* begin *
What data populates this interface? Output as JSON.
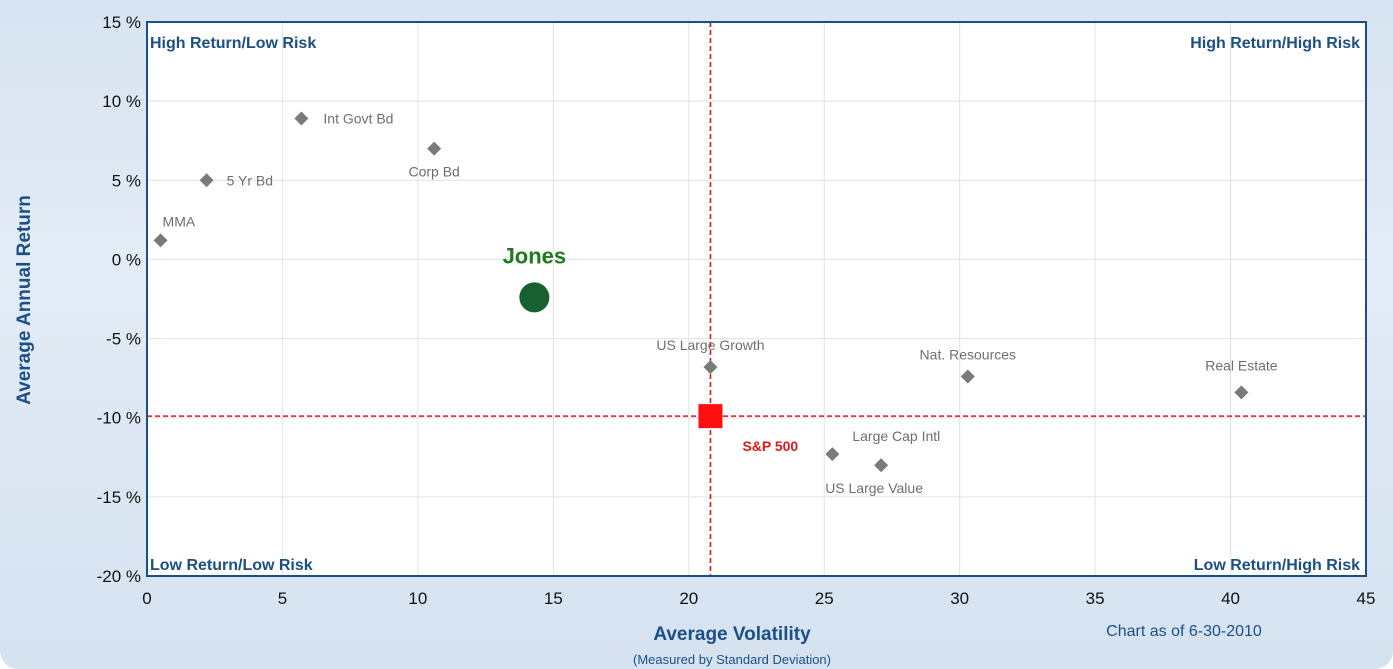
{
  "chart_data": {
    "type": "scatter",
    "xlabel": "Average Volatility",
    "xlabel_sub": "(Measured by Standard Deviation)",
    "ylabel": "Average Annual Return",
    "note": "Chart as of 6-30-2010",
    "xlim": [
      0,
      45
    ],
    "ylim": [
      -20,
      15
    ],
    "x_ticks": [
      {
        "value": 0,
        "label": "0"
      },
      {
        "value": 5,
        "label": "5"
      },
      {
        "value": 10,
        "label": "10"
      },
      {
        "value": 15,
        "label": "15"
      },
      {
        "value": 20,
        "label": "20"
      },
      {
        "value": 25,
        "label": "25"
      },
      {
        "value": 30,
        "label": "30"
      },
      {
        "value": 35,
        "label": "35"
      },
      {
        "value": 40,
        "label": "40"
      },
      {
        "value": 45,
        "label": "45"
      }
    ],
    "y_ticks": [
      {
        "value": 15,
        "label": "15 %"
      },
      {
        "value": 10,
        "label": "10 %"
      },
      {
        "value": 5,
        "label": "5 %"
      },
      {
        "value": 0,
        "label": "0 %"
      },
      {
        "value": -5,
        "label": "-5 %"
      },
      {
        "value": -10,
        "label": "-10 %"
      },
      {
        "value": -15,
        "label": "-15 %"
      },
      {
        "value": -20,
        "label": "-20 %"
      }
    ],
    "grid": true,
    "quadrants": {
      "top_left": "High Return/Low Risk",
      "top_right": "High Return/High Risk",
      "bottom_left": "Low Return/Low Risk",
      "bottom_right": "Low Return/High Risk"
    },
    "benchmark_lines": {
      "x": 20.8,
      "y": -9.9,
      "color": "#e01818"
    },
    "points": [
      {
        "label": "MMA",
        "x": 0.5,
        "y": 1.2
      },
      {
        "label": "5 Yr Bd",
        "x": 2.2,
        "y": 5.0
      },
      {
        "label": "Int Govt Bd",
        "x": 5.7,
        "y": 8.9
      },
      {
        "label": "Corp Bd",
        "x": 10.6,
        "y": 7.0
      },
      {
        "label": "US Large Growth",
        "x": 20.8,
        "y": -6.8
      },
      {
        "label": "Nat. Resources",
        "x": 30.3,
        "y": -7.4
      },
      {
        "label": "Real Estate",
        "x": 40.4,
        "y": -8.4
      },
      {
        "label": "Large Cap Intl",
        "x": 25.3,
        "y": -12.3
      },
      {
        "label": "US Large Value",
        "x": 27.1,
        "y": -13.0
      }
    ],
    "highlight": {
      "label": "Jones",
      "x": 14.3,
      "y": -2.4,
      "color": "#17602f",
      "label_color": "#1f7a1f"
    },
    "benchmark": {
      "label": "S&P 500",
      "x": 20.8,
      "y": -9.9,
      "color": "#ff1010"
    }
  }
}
* end *
§ WRITTEN INSTRUCTION: In the records above, collect each line with "Risk".

§ TASK SOLUTION:
      "top_left": "High Return/Low Risk",
      "top_right": "High Return/High Risk",
      "bottom_left": "Low Return/Low Risk",
      "bottom_right": "Low Return/High Risk"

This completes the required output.